DATA SHOWN
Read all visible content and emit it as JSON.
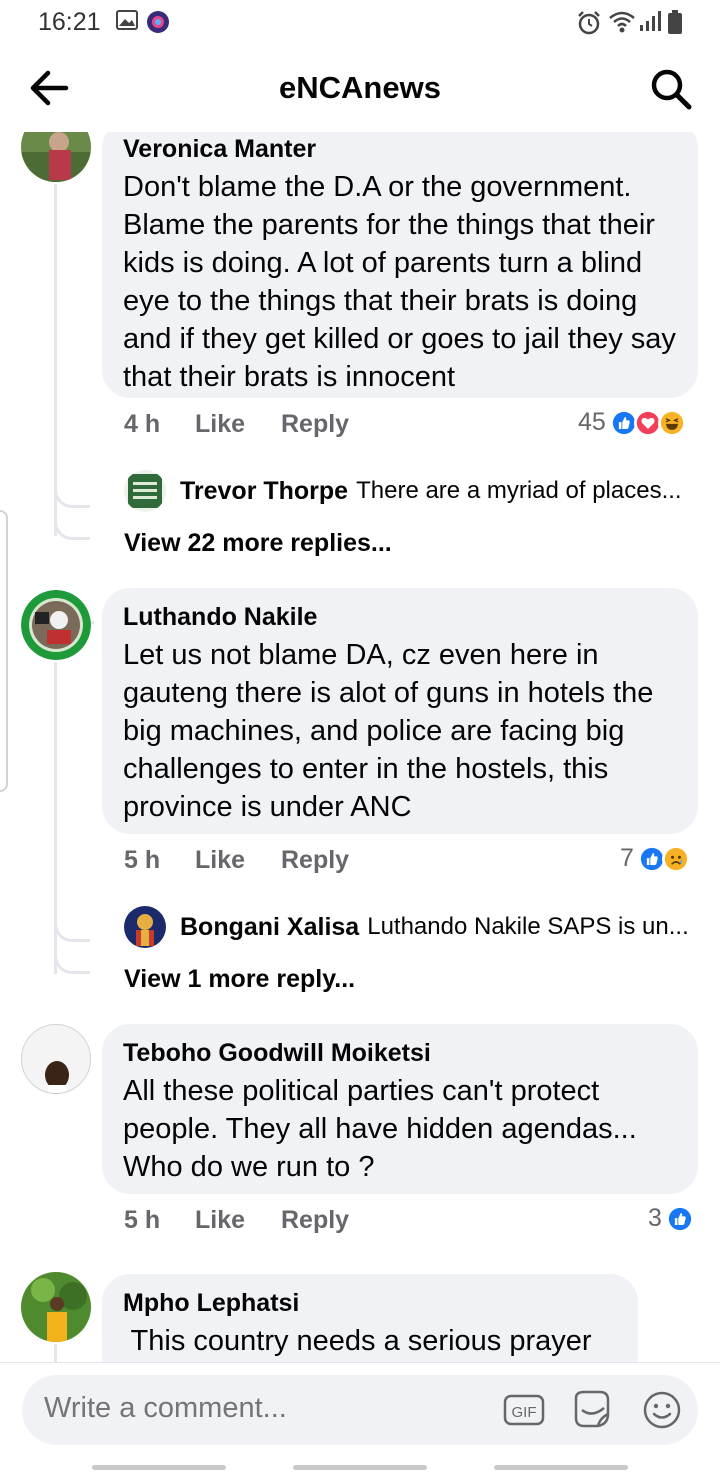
{
  "status_bar": {
    "time": "16:21"
  },
  "header": {
    "title": "eNCAnews"
  },
  "comments": [
    {
      "author": "Veronica Manter",
      "text": "Don't blame the D.A or the government. Blame the parents for the things that their kids is doing. A lot of parents turn a blind eye to the things that their brats is doing and if they get killed or goes to jail they say that their brats is innocent",
      "time": "4 h",
      "like_label": "Like",
      "reply_label": "Reply",
      "reaction_count": "45",
      "reactions": [
        "like",
        "love",
        "haha"
      ],
      "reply_preview": {
        "author": "Trevor Thorpe",
        "text": "There are a myriad of places..."
      },
      "view_more": "View 22 more replies..."
    },
    {
      "author": "Luthando Nakile",
      "text": "Let us not blame DA, cz even here in gauteng there is alot of guns in hotels the big machines, and police are facing big challenges to enter in the hostels, this province is under ANC",
      "time": "5 h",
      "like_label": "Like",
      "reply_label": "Reply",
      "reaction_count": "7",
      "reactions": [
        "like",
        "sad"
      ],
      "reply_preview": {
        "author": "Bongani Xalisa",
        "text": "Luthando Nakile SAPS is un..."
      },
      "view_more": "View 1 more reply..."
    },
    {
      "author": "Teboho Goodwill Moiketsi",
      "text": "All these political parties can't protect people. They all have hidden agendas... Who do we run to ?",
      "time": "5 h",
      "like_label": "Like",
      "reply_label": "Reply",
      "reaction_count": "3",
      "reactions": [
        "like"
      ]
    },
    {
      "author": "Mpho Lephatsi",
      "text": " This country needs a serious prayer"
    }
  ],
  "composer": {
    "placeholder": "Write a comment..."
  },
  "colors": {
    "like_blue": "#1877f2",
    "love_red": "#f33e58",
    "haha_yellow": "#f7b125",
    "bubble_gray": "#f0f2f5",
    "meta_gray": "#65676b"
  }
}
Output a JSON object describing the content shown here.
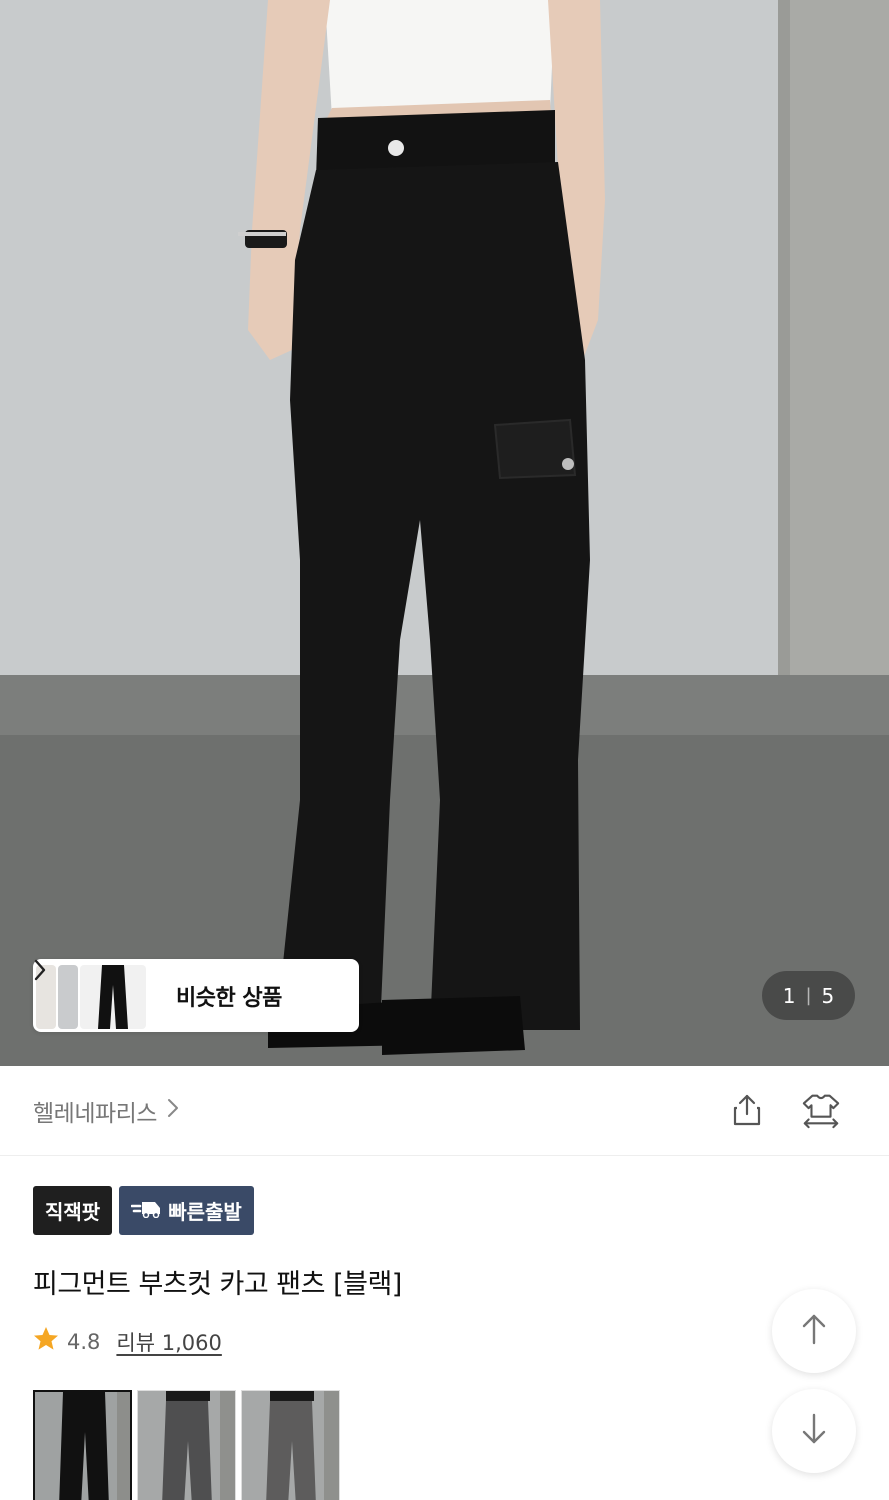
{
  "gallery": {
    "similar_label": "비슷한 상품",
    "chevron_icon": "chevron-right-icon",
    "pager_current": "1",
    "pager_total": "5"
  },
  "brand": {
    "name": "헬레네파리스",
    "share_icon": "share-icon",
    "wardrobe_icon": "wardrobe-compare-icon"
  },
  "badges": {
    "direct": "직잭팟",
    "fast_delivery": "빠른출발",
    "fast_icon": "delivery-truck-icon"
  },
  "product": {
    "title": "피그먼트 부츠컷 카고 팬츠 [블랙]",
    "rating": "4.8",
    "review_label": "리뷰 1,060"
  },
  "colors": {
    "options": [
      "black",
      "charcoal",
      "gray"
    ],
    "selected_index": 0
  },
  "scroll": {
    "up_icon": "arrow-up-icon",
    "down_icon": "arrow-down-icon"
  },
  "theme": {
    "star_color": "#f5a623",
    "fast_badge_color": "#3a4a67",
    "dark_badge_color": "#1f1f1f"
  }
}
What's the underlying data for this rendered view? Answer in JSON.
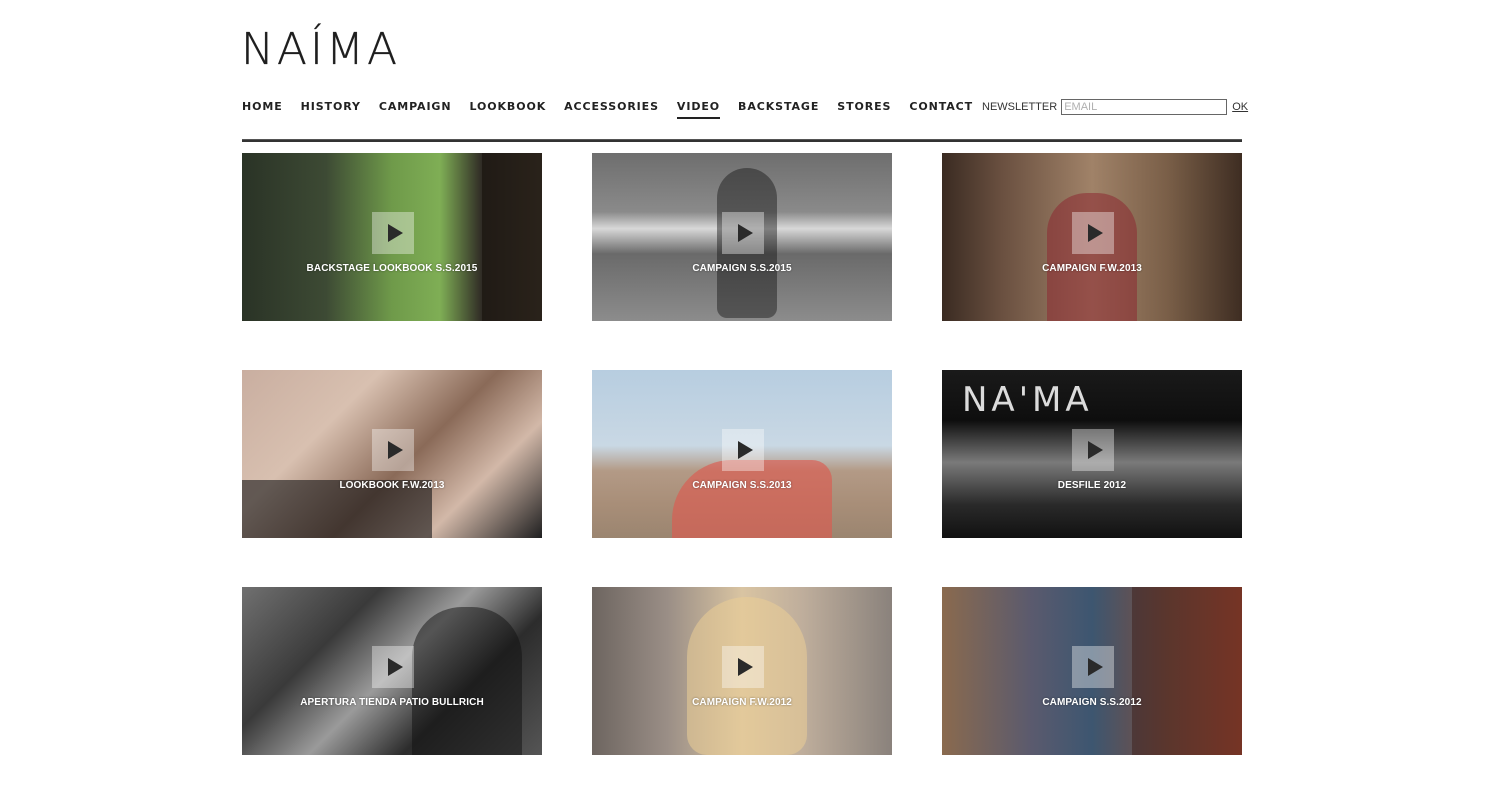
{
  "brand": {
    "logo_text": "NAÍMA"
  },
  "nav": {
    "items": [
      {
        "label": "HOME",
        "active": false
      },
      {
        "label": "HISTORY",
        "active": false
      },
      {
        "label": "CAMPAIGN",
        "active": false
      },
      {
        "label": "LOOKBOOK",
        "active": false
      },
      {
        "label": "ACCESSORIES",
        "active": false
      },
      {
        "label": "VIDEO",
        "active": true
      },
      {
        "label": "BACKSTAGE",
        "active": false
      },
      {
        "label": "STORES",
        "active": false
      },
      {
        "label": "CONTACT",
        "active": false
      }
    ]
  },
  "newsletter": {
    "label": "NEWSLETTER",
    "placeholder": "EMAIL",
    "value": "",
    "submit_label": "OK"
  },
  "videos": [
    {
      "title": "BACKSTAGE LOOKBOOK S.S.2015",
      "icon": "play-icon"
    },
    {
      "title": "CAMPAIGN S.S.2015",
      "icon": "play-icon"
    },
    {
      "title": "CAMPAIGN F.W.2013",
      "icon": "play-icon"
    },
    {
      "title": "LOOKBOOK F.W.2013",
      "icon": "play-icon"
    },
    {
      "title": "CAMPAIGN S.S.2013",
      "icon": "play-icon"
    },
    {
      "title": "DESFILE 2012",
      "icon": "play-icon"
    },
    {
      "title": "APERTURA TIENDA PATIO BULLRICH",
      "icon": "play-icon"
    },
    {
      "title": "CAMPAIGN F.W.2012",
      "icon": "play-icon"
    },
    {
      "title": "CAMPAIGN S.S.2012",
      "icon": "play-icon"
    }
  ],
  "thumb_overlay_text": {
    "desfile": "NA'MA"
  },
  "colors": {
    "text": "#1a1a1a",
    "divider": "#333333",
    "play_button_bg": "rgba(255,255,255,0.38)"
  }
}
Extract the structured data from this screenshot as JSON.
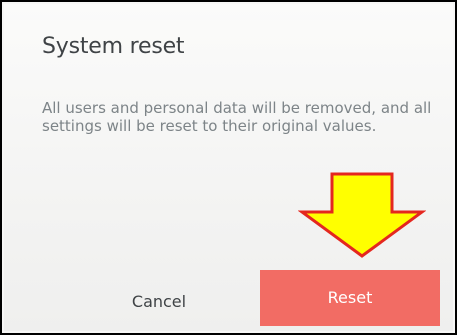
{
  "dialog": {
    "title": "System reset",
    "message": "All users and personal data will be removed, and all settings will be reset to their original values.",
    "cancel_label": "Cancel",
    "reset_label": "Reset"
  },
  "annotation": {
    "arrow_color": "#ffff00",
    "arrow_outline_color": "#e4271f",
    "icon": "down-arrow-icon"
  },
  "colors": {
    "reset_button": "#f26c64",
    "title_text": "#3f4346",
    "message_text": "#7d8488"
  }
}
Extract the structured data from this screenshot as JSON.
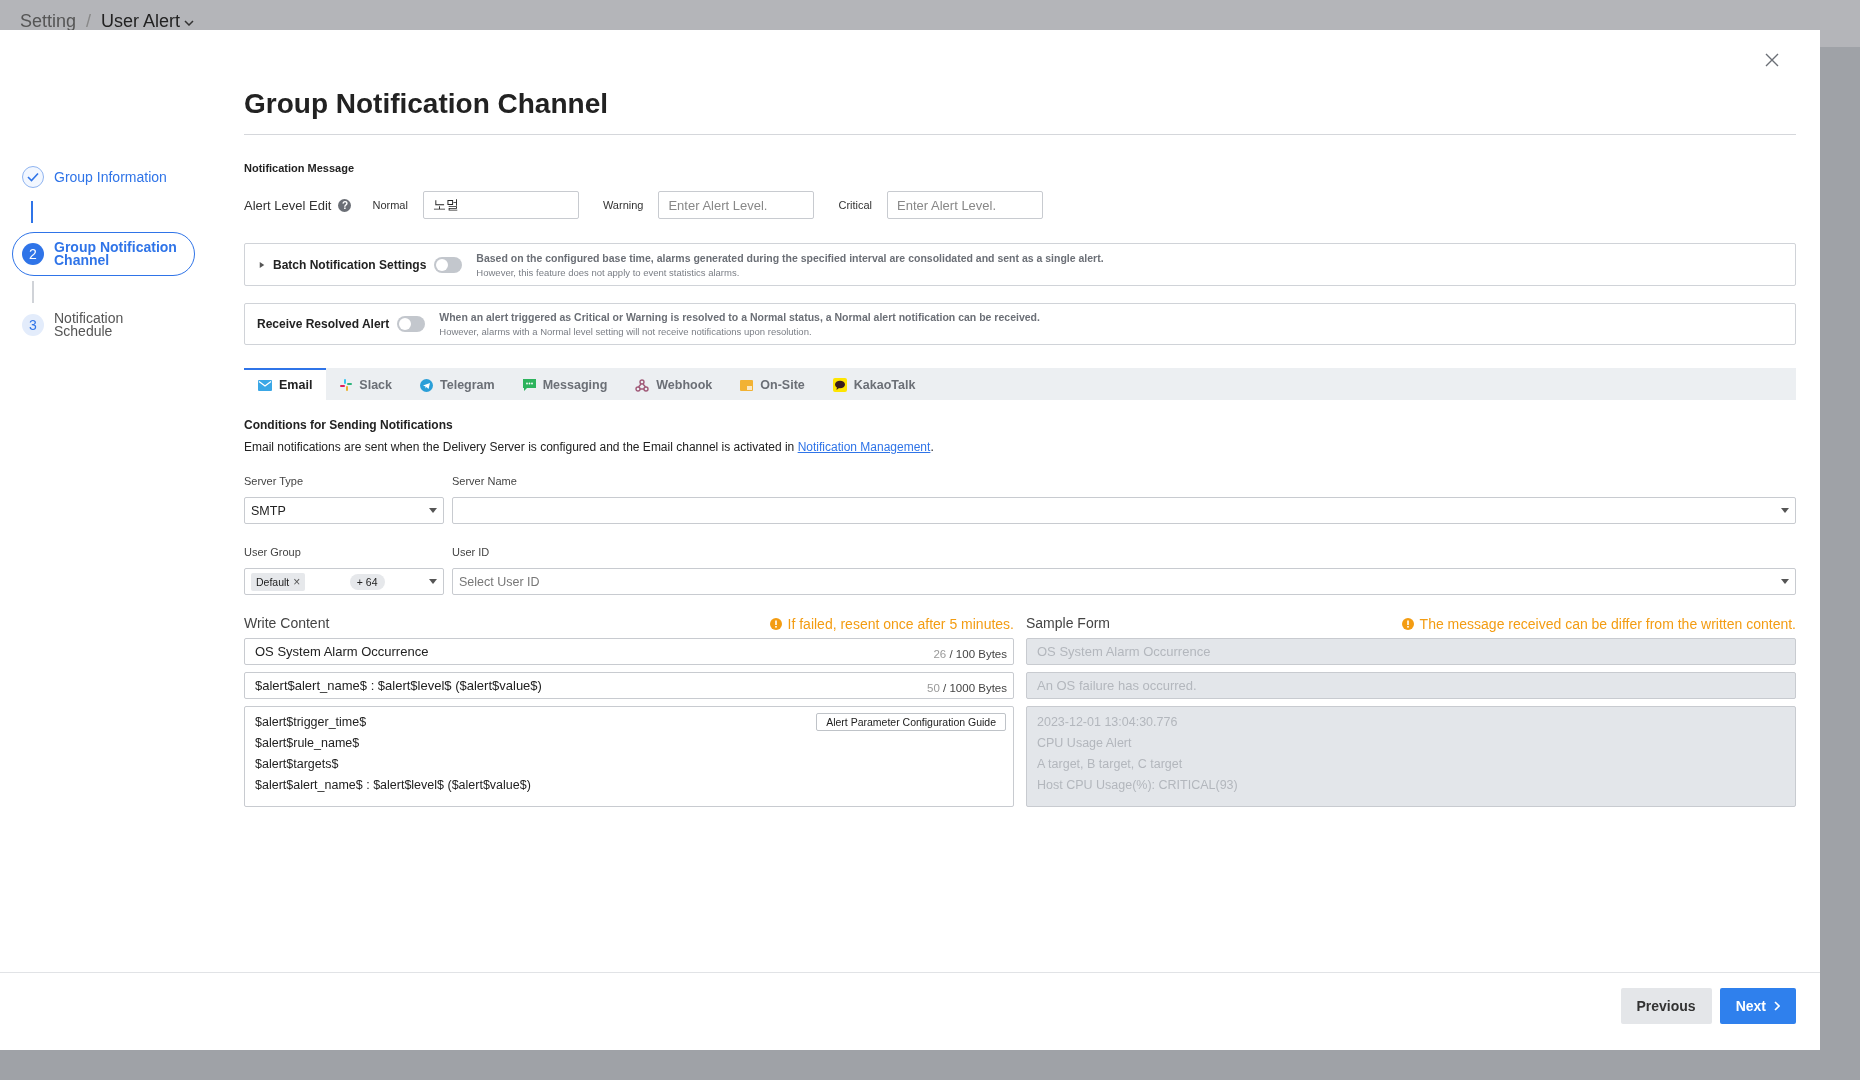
{
  "breadcrumb": {
    "items": [
      "Setting",
      "User Alert"
    ],
    "separator": "/"
  },
  "steps": [
    {
      "label": "Group Information",
      "completed": true,
      "selected": false
    },
    {
      "number": "2",
      "label": "Group Notification Channel",
      "completed": false,
      "selected": true
    },
    {
      "number": "3",
      "label": "Notification Schedule",
      "completed": false,
      "selected": false
    }
  ],
  "title": "Group Notification Channel",
  "notification_message": {
    "heading": "Notification Message",
    "alert_level_label": "Alert Level Edit",
    "help": "?",
    "levels": [
      {
        "label": "Normal",
        "value": "노멀"
      },
      {
        "label": "Warning",
        "placeholder": "Enter Alert Level."
      },
      {
        "label": "Critical",
        "placeholder": "Enter Alert Level."
      }
    ]
  },
  "batch": {
    "label": "Batch Notification Settings",
    "expanded": false,
    "on": false,
    "description": "Based on the configured base time, alarms generated during the specified interval are consolidated and sent as a single alert.",
    "note": "However, this feature does not apply to event statistics alarms."
  },
  "resolved": {
    "label": "Receive Resolved Alert",
    "on": false,
    "description": "When an alert triggered as Critical or Warning is resolved to a Normal status, a Normal alert notification can be received.",
    "note": "However, alarms with a Normal level setting will not receive notifications upon resolution."
  },
  "tabs": [
    {
      "label": "Email",
      "selected": true
    },
    {
      "label": "Slack",
      "selected": false
    },
    {
      "label": "Telegram",
      "selected": false
    },
    {
      "label": "Messaging",
      "selected": false
    },
    {
      "label": "Webhook",
      "selected": false
    },
    {
      "label": "On-Site",
      "selected": false
    },
    {
      "label": "KakaoTalk",
      "selected": false
    }
  ],
  "conditions": {
    "heading": "Conditions for Sending Notifications",
    "text_before": "Email notifications are sent when the Delivery Server is configured and the Email channel is activated in ",
    "link": "Notification Management",
    "text_after": "."
  },
  "server_type": {
    "label": "Server Type",
    "value": "SMTP"
  },
  "server_name": {
    "label": "Server Name"
  },
  "user_group": {
    "label": "User Group",
    "tags": [
      "Default"
    ],
    "remove": "×",
    "more": "+ 64"
  },
  "user_id": {
    "label": "User ID",
    "placeholder": "Select User ID"
  },
  "write_content": {
    "label": "Write Content",
    "warning": "If failed, resent once after 5 minutes.",
    "subject": {
      "value": "OS System Alarm Occurrence",
      "count": "26",
      "limit": "/ 100 Bytes"
    },
    "summary": {
      "value": "$alert$alert_name$ : $alert$level$ ($alert$value$)",
      "count": "50",
      "limit": "/ 1000 Bytes"
    },
    "body": [
      "$alert$trigger_time$",
      "$alert$rule_name$",
      "$alert$targets$",
      "$alert$alert_name$ : $alert$level$ ($alert$value$)"
    ],
    "guide_button": "Alert Parameter Configuration Guide"
  },
  "sample_form": {
    "label": "Sample Form",
    "warning": "The message received can be differ from the written content.",
    "subject": "OS System Alarm Occurrence",
    "summary": "An OS failure has occurred.",
    "body": [
      "2023-12-01 13:04:30.776",
      "CPU Usage Alert",
      "A target, B target, C target",
      "Host CPU Usage(%): CRITICAL(93)"
    ]
  },
  "footer": {
    "previous": "Previous",
    "next": "Next"
  }
}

WHAT YOU HAVE TO DO
Copy every line of the listing that includes the string "subject".

TASK RESULT
    "subject": {
    "subject": "OS System Alarm Occurrence",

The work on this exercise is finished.